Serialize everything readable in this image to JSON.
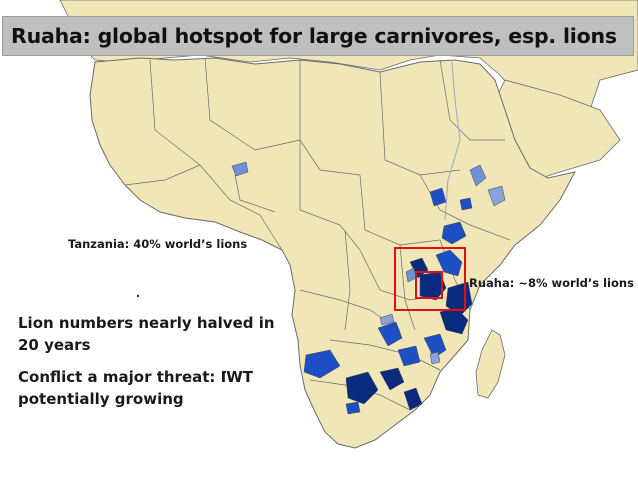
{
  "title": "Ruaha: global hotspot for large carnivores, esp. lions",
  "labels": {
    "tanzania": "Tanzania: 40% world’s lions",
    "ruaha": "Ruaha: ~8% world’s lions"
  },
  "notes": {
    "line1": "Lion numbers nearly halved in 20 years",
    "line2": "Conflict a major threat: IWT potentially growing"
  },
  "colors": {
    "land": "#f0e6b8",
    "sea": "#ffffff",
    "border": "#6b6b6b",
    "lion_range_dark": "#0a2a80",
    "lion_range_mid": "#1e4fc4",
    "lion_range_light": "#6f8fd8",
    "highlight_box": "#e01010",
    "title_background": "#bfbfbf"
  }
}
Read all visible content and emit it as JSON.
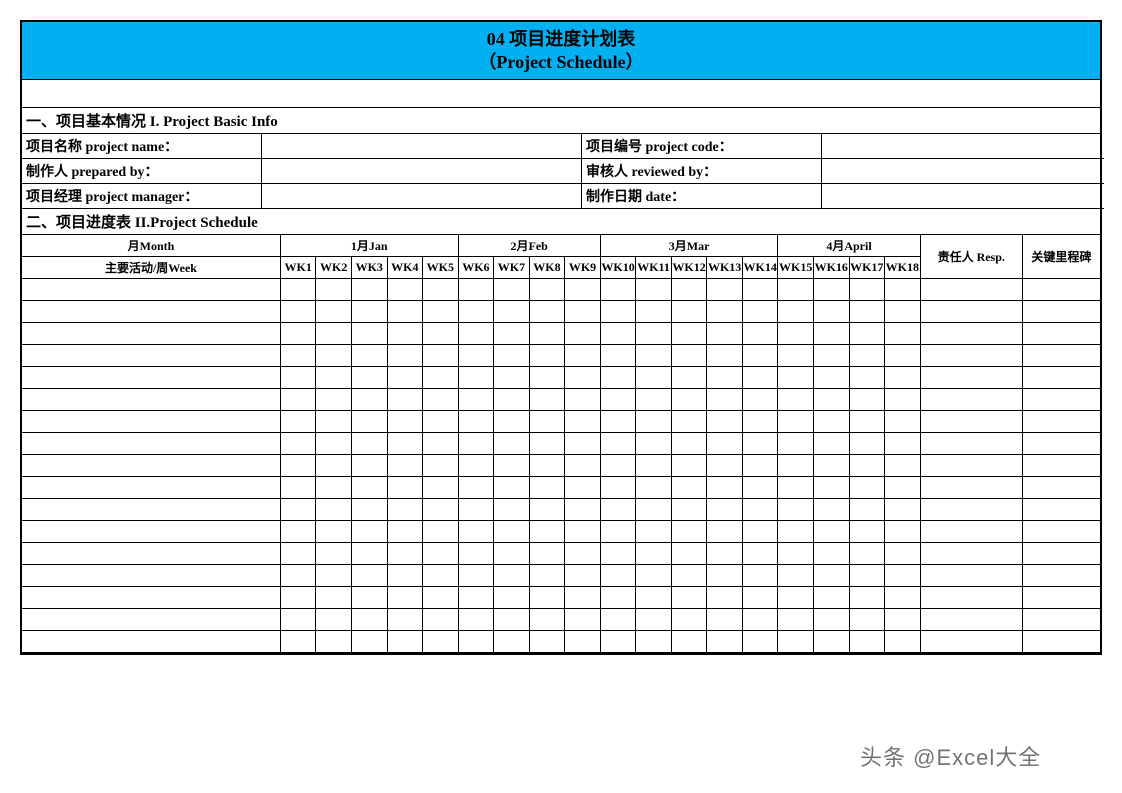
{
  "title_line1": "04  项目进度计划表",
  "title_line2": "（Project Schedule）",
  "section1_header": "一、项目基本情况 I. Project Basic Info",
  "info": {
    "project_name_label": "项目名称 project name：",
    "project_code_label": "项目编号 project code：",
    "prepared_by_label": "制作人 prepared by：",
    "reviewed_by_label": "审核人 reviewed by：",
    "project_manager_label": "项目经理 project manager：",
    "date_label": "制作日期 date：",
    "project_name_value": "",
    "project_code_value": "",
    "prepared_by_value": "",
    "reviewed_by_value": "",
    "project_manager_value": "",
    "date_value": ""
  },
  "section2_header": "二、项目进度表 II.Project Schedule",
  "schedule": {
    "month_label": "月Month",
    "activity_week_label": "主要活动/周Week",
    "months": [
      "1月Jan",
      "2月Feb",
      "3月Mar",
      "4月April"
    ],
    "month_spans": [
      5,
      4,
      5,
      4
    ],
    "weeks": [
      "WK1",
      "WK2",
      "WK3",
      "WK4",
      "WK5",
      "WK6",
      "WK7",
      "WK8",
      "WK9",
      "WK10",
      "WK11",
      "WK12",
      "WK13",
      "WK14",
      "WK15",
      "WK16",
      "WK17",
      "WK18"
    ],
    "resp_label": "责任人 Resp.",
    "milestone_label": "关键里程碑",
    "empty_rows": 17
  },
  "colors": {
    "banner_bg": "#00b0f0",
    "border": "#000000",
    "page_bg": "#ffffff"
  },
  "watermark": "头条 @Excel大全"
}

———

● **AIM OF THE EXERCISE**: Tell how many lines in the records above contain "Ruaha", giving the number and no other words.

● **THE REPLY**: 2